Every line below that holds the string "考评成绩以百分制形式给出" should be copied out.

[Begin]

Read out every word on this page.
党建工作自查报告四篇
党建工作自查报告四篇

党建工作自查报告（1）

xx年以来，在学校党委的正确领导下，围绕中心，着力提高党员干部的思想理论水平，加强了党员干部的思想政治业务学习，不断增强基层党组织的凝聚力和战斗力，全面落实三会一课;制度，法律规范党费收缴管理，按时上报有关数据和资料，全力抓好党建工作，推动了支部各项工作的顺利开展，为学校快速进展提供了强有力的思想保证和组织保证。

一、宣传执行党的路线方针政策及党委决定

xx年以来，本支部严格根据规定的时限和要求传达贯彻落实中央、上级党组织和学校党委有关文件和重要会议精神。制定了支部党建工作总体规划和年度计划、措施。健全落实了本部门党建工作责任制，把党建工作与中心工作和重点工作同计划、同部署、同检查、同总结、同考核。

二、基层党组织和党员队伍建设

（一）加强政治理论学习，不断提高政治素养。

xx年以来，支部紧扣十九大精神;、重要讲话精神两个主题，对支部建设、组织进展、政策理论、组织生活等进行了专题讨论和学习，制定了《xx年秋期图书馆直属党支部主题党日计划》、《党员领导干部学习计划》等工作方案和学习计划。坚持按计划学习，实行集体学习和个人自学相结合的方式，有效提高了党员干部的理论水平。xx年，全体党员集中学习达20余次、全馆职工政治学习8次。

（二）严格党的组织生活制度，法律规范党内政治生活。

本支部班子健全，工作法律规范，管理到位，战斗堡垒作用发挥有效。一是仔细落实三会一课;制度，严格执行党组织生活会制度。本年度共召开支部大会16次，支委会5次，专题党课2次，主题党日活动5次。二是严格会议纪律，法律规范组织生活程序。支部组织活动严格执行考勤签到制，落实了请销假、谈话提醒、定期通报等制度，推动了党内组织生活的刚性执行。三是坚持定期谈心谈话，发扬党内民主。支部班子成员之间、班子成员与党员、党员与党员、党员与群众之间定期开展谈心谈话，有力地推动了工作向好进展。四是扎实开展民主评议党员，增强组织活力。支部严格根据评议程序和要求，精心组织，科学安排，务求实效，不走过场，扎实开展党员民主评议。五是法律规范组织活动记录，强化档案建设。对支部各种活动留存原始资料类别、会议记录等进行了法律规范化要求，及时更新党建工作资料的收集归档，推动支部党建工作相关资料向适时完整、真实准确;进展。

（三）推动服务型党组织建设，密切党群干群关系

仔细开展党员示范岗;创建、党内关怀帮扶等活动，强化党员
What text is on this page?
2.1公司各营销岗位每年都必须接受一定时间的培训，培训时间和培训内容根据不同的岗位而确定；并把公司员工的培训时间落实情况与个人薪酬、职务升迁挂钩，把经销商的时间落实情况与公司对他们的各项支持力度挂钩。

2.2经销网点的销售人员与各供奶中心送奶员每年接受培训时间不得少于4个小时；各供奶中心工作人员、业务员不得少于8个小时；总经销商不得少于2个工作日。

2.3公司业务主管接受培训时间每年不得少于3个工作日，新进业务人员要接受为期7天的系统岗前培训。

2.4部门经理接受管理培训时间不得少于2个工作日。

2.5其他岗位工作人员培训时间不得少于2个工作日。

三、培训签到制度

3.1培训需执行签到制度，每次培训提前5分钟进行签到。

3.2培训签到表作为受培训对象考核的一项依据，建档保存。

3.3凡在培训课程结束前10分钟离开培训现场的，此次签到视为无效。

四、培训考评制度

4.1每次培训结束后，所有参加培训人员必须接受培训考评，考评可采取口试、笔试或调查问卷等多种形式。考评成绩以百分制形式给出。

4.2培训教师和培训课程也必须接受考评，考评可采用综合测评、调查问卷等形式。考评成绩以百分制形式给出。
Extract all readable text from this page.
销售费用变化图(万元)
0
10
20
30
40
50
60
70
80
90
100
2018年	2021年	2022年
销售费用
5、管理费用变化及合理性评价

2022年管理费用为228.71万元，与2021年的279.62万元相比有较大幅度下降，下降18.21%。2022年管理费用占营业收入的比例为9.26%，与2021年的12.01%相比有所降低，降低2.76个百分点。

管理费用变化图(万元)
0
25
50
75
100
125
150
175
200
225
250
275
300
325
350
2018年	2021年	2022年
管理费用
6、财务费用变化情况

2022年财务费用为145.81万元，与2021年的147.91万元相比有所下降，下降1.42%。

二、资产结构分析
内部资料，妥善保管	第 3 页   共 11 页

[End]

→ Solution to the problem:
4.1每次培训结束后，所有参加培训人员必须接受培训考评，考评可采取口试、笔试或调查问卷等多种形式。考评成绩以百分制形式给出。
4.2培训教师和培训课程也必须接受考评，考评可采用综合测评、调查问卷等形式。考评成绩以百分制形式给出。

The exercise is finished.